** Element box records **
☆ ☆ ☆ ☆ ☆ ☆ ☆

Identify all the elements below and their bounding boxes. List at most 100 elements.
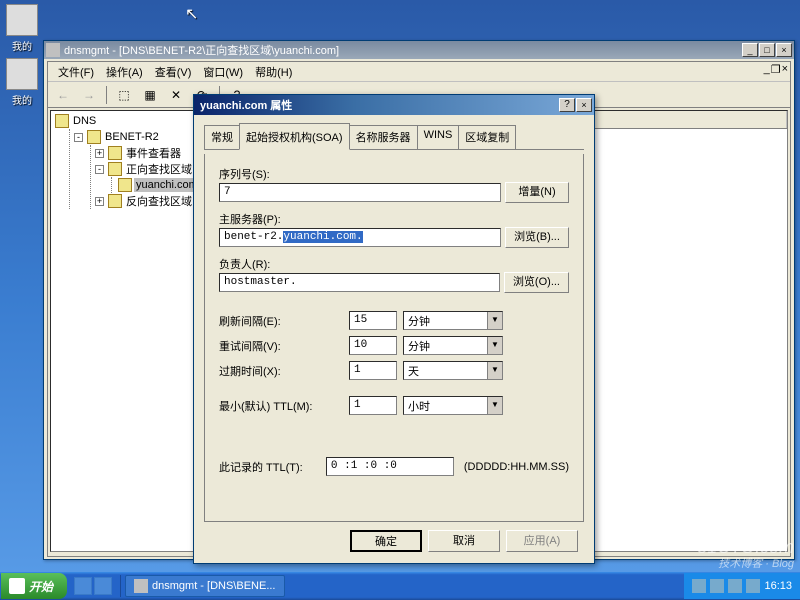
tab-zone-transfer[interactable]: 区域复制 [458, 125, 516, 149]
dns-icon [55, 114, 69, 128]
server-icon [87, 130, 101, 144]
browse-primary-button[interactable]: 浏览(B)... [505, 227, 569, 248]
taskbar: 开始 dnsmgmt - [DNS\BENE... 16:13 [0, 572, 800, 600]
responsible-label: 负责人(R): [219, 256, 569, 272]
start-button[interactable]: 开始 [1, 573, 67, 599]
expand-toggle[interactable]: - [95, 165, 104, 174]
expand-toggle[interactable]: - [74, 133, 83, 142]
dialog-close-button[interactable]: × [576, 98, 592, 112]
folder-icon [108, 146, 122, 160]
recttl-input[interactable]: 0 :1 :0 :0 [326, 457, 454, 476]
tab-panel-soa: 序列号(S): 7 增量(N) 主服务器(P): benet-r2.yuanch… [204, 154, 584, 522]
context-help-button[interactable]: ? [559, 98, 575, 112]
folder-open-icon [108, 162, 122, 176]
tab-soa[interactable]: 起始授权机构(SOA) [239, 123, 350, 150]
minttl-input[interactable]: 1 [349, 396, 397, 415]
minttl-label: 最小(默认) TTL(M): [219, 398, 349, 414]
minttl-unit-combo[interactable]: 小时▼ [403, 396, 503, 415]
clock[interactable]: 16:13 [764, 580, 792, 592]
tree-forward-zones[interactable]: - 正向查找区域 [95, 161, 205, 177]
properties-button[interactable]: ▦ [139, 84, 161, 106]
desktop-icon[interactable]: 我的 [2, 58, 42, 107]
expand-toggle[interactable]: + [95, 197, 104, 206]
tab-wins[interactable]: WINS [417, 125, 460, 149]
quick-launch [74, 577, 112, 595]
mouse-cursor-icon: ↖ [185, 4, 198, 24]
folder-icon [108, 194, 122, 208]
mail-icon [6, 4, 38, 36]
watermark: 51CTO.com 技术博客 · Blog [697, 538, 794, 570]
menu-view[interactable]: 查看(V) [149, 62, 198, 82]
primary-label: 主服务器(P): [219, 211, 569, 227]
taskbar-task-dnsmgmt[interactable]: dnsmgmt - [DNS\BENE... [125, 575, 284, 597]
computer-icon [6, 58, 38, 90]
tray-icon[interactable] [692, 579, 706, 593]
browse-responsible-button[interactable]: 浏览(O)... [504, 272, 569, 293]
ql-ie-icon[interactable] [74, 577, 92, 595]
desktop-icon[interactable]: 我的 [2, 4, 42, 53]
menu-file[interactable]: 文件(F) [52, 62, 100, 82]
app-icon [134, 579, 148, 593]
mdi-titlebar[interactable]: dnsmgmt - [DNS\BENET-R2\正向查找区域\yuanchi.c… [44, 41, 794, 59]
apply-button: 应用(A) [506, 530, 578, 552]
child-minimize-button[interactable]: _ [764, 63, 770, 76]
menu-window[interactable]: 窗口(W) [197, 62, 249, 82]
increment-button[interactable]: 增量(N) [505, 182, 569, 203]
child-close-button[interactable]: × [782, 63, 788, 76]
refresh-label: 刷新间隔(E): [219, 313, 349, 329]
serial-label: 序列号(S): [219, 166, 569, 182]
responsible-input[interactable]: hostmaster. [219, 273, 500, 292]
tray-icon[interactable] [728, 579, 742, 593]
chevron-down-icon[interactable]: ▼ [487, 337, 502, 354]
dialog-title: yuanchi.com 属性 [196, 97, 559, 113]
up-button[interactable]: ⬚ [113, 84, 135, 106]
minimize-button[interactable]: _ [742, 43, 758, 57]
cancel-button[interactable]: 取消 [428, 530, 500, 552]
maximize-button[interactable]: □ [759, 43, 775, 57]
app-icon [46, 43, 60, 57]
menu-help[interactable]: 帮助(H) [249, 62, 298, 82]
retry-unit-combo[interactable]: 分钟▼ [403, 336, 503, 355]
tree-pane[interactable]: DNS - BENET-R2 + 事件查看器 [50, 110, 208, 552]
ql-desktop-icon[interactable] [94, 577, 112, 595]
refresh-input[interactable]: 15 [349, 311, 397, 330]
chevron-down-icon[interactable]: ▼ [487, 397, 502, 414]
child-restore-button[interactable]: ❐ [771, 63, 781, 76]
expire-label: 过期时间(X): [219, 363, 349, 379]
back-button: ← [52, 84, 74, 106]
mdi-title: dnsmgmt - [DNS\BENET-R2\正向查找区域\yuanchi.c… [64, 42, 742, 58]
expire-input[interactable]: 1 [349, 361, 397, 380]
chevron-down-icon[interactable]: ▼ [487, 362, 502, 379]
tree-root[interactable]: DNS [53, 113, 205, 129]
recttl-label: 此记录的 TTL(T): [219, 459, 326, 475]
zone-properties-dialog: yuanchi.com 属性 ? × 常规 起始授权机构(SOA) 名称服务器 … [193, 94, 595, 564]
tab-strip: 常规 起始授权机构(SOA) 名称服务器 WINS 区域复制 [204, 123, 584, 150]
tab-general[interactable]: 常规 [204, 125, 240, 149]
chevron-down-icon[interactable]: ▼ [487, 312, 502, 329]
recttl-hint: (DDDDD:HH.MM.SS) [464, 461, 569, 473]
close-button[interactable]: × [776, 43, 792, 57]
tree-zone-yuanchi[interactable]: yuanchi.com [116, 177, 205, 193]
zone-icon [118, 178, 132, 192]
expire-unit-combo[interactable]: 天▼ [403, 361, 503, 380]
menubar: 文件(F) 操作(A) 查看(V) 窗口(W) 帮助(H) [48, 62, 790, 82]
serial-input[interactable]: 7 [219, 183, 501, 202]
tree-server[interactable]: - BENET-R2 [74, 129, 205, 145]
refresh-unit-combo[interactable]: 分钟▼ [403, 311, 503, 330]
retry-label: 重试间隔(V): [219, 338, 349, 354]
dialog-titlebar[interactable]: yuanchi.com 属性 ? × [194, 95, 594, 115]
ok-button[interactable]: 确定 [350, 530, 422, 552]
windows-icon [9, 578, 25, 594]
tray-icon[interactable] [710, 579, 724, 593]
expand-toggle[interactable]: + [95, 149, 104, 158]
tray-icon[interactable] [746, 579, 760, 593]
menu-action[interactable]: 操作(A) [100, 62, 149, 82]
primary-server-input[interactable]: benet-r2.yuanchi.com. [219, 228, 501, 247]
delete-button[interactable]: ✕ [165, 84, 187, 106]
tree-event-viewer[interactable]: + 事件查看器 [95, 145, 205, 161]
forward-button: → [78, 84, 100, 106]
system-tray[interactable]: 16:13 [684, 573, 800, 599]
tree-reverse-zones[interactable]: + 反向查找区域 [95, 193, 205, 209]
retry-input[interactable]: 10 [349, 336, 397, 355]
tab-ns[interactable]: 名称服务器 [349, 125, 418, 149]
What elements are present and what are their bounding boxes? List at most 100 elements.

☆ ☆ ☆ ☆ ☆ ☆ ☆

** The request **
Please recast each line of the material above as a Markdown table with the columns Row and Line, numbering the rows in order and skipping blank lines. Leave out the pictures.

** Expected answer **
| Row | Line |
|---|---|
| 1 | Identify all the elements below and their bounding boxes. List at most 100 elements. |
| 2 | tab-zone-transfer[interactable]: 区域复制 [458, 125, 516, 149] |
| 3 | dns-icon [55, 114, 69, 128] |
| 4 | server-icon [87, 130, 101, 144] |
| 5 | browse-primary-button[interactable]: 浏览(B)... [505, 227, 569, 248] |
| 6 | taskbar: 开始 dnsmgmt - [DNS\BENE... 16:13 [0, 572, 800, 600] |
| 7 | responsible-label: 负责人(R): [219, 256, 569, 272] |
| 8 | start-button[interactable]: 开始 [1, 573, 67, 599] |
| 9 | expand-toggle[interactable]: - [95, 165, 104, 174] |
| 10 | expand-toggle[interactable]: - [74, 133, 83, 142] |
| 11 | dialog-close-button[interactable]: × [576, 98, 592, 112] |
| 12 | folder-icon [108, 146, 122, 160] |
| 13 | recttl-input[interactable]: 0 :1 :0 :0 [326, 457, 454, 476] |
| 14 | tab-panel-soa: 序列号(S): 7 增量(N) 主服务器(P): benet-r2.yuanch… [204, 154, 584, 522] |
| 15 | context-help-button[interactable]: ? [559, 98, 575, 112] |
| 16 | folder-open-icon [108, 162, 122, 176] |
| 17 | tab-soa[interactable]: 起始授权机构(SOA) [239, 123, 350, 150] |
| 18 | minttl-input[interactable]: 1 [349, 396, 397, 415] |
| 19 | minttl-label: 最小(默认) TTL(M): [219, 398, 349, 414] |
| 20 | minttl-unit-combo[interactable]: 小时▼ [403, 396, 503, 415] |
| 21 | clock[interactable]: 16:13 [764, 580, 792, 592] |
| 22 | tree-forward-zones[interactable]: - 正向查找区域 [95, 161, 205, 177] |
| 23 | properties-button[interactable]: ▦ [139, 84, 161, 106] |
| 24 | desktop-icon[interactable]: 我的 [2, 58, 42, 107] |
| 25 | expand-toggle[interactable]: + [95, 197, 104, 206] |
| 26 | tab-wins[interactable]: WINS [417, 125, 460, 149] |
| 27 | quick-launch [74, 577, 112, 595] |
| 28 | mouse-cursor-icon: ↖ [185, 4, 198, 24] |
| 29 | folder-icon [108, 194, 122, 208] |
| 30 | mail-icon [6, 4, 38, 36] |
| 31 | watermark: 51CTO.com 技术博客 · Blog [697, 538, 794, 570] |
| 32 | menu-view[interactable]: 查看(V) [149, 62, 198, 82] |
| 33 | primary-label: 主服务器(P): [219, 211, 569, 227] |
| 34 | taskbar-task-dnsmgmt[interactable]: dnsmgmt - [DNS\BENE... [125, 575, 284, 597] |
| 35 | computer-icon [6, 58, 38, 90] |
| 36 | tray-icon[interactable] [692, 579, 706, 593] |
| 37 | browse-responsible-button[interactable]: 浏览(O)... [504, 272, 569, 293] |
| 38 | ql-ie-icon[interactable] [74, 577, 92, 595] |
| 39 | desktop-icon[interactable]: 我的 [2, 4, 42, 53] |
| 40 | menu-file[interactable]: 文件(F) [52, 62, 100, 82] |
| 41 | app-icon [134, 579, 148, 593] |
| 42 | mdi-titlebar[interactable]: dnsmgmt - [DNS\BENET-R2\正向查找区域\yuanchi.c… [44, 41, 794, 59] |
| 43 | apply-button: 应用(A) [506, 530, 578, 552] |
| 44 | child-minimize-button[interactable]: _ [764, 63, 770, 76] |
| 45 | menu-window[interactable]: 窗口(W) [197, 62, 249, 82] |
| 46 | increment-button[interactable]: 增量(N) [505, 182, 569, 203] |
| 47 | child-close-button[interactable]: × [782, 63, 788, 76] |
| 48 | refresh-label: 刷新间隔(E): [219, 313, 349, 329] |
| 49 | serial-label: 序列号(S): [219, 166, 569, 182] |
| 50 | responsible-input[interactable]: hostmaster. [219, 273, 500, 292] |
| 51 | tray-icon[interactable] [728, 579, 742, 593] |
| 52 | chevron-down-icon[interactable]: ▼ [487, 337, 502, 354] |
| 53 | dialog-title: yuanchi.com 属性 [196, 97, 559, 113] |
| 54 | up-button[interactable]: ⬚ [113, 84, 135, 106] |
| 55 | minimize-button[interactable]: _ [742, 43, 758, 57] |
| 56 | cancel-button[interactable]: 取消 [428, 530, 500, 552] |
| 57 | maximize-button[interactable]: □ [759, 43, 775, 57] |
| 58 | app-icon [46, 43, 60, 57] |
| 59 | menu-help[interactable]: 帮助(H) [249, 62, 298, 82] |
| 60 | retry-unit-combo[interactable]: 分钟▼ [403, 336, 503, 355] |
| 61 | tree-pane[interactable]: DNS - BENET-R2 + 事件查看器 [50, 110, 208, 552] |
| 62 | ql-desktop-icon[interactable] [94, 577, 112, 595] |
| 63 | refresh-input[interactable]: 15 [349, 311, 397, 330] |
| 64 | chevron-down-icon[interactable]: ▼ [487, 397, 502, 414] |
| 65 | child-restore-button[interactable]: ❐ [771, 63, 781, 76] |
| 66 | expire-label: 过期时间(X): [219, 363, 349, 379] |
| 67 | back-button: ← [52, 84, 74, 106] |
| 68 | mdi-title: dnsmgmt - [DNS\BENET-R2\正向查找区域\yuanchi.c… [64, 42, 742, 58] |
| 69 | expire-input[interactable]: 1 [349, 361, 397, 380] |
| 70 | chevron-down-icon[interactable]: ▼ [487, 362, 502, 379] |
| 71 | tree-root[interactable]: DNS [53, 113, 205, 129] |
| 72 | recttl-label: 此记录的 TTL(T): [219, 459, 326, 475] |
| 73 | zone-properties-dialog: yuanchi.com 属性 ? × 常规 起始授权机构(SOA) 名称服务器 … [193, 94, 595, 564] |
| 74 | tab-strip: 常规 起始授权机构(SOA) 名称服务器 WINS 区域复制 [204, 123, 584, 150] |
| 75 | tab-general[interactable]: 常规 [204, 125, 240, 149] |
| 76 | chevron-down-icon[interactable]: ▼ [487, 312, 502, 329] |
| 77 | recttl-hint: (DDDDD:HH.MM.SS) [464, 461, 569, 473] |
| 78 | close-button[interactable]: × [776, 43, 792, 57] |
| 79 | tree-zone-yuanchi[interactable]: yuanchi.com [116, 177, 205, 193] |
| 80 | zone-icon [118, 178, 132, 192] |
| 81 | expire-unit-combo[interactable]: 天▼ [403, 361, 503, 380] |
| 82 | menubar: 文件(F) 操作(A) 查看(V) 窗口(W) 帮助(H) [48, 62, 790, 82] |
| 83 | serial-input[interactable]: 7 [219, 183, 501, 202] |
| 84 | tree-server[interactable]: - BENET-R2 [74, 129, 205, 145] |
| 85 | refresh-unit-combo[interactable]: 分钟▼ [403, 311, 503, 330] |
| 86 | retry-label: 重试间隔(V): [219, 338, 349, 354] |
| 87 | dialog-titlebar[interactable]: yuanchi.com 属性 ? × [194, 95, 594, 115] |
| 88 | ok-button[interactable]: 确定 [350, 530, 422, 552] |
| 89 | windows-icon [9, 578, 25, 594] |
| 90 | tray-icon[interactable] [710, 579, 724, 593] |
| 91 | expand-toggle[interactable]: + [95, 149, 104, 158] |
| 92 | tray-icon[interactable] [746, 579, 760, 593] |
| 93 | menu-action[interactable]: 操作(A) [100, 62, 149, 82] |
| 94 | primary-server-input[interactable]: benet-r2.yuanchi.com. [219, 228, 501, 247] |
| 95 | delete-button[interactable]: ✕ [165, 84, 187, 106] |
| 96 | tree-event-viewer[interactable]: + 事件查看器 [95, 145, 205, 161] |
| 97 | forward-button: → [78, 84, 100, 106] |
| 98 | system-tray[interactable]: 16:13 [684, 573, 800, 599] |
| 99 | tree-reverse-zones[interactable]: + 反向查找区域 [95, 193, 205, 209] |
| 100 | retry-input[interactable]: 10 [349, 336, 397, 355] |
| 101 | tab-ns[interactable]: 名称服务器 [349, 125, 418, 149] |
| 102 | What elements are present and what are their bounding boxes? List at most 100 elements. |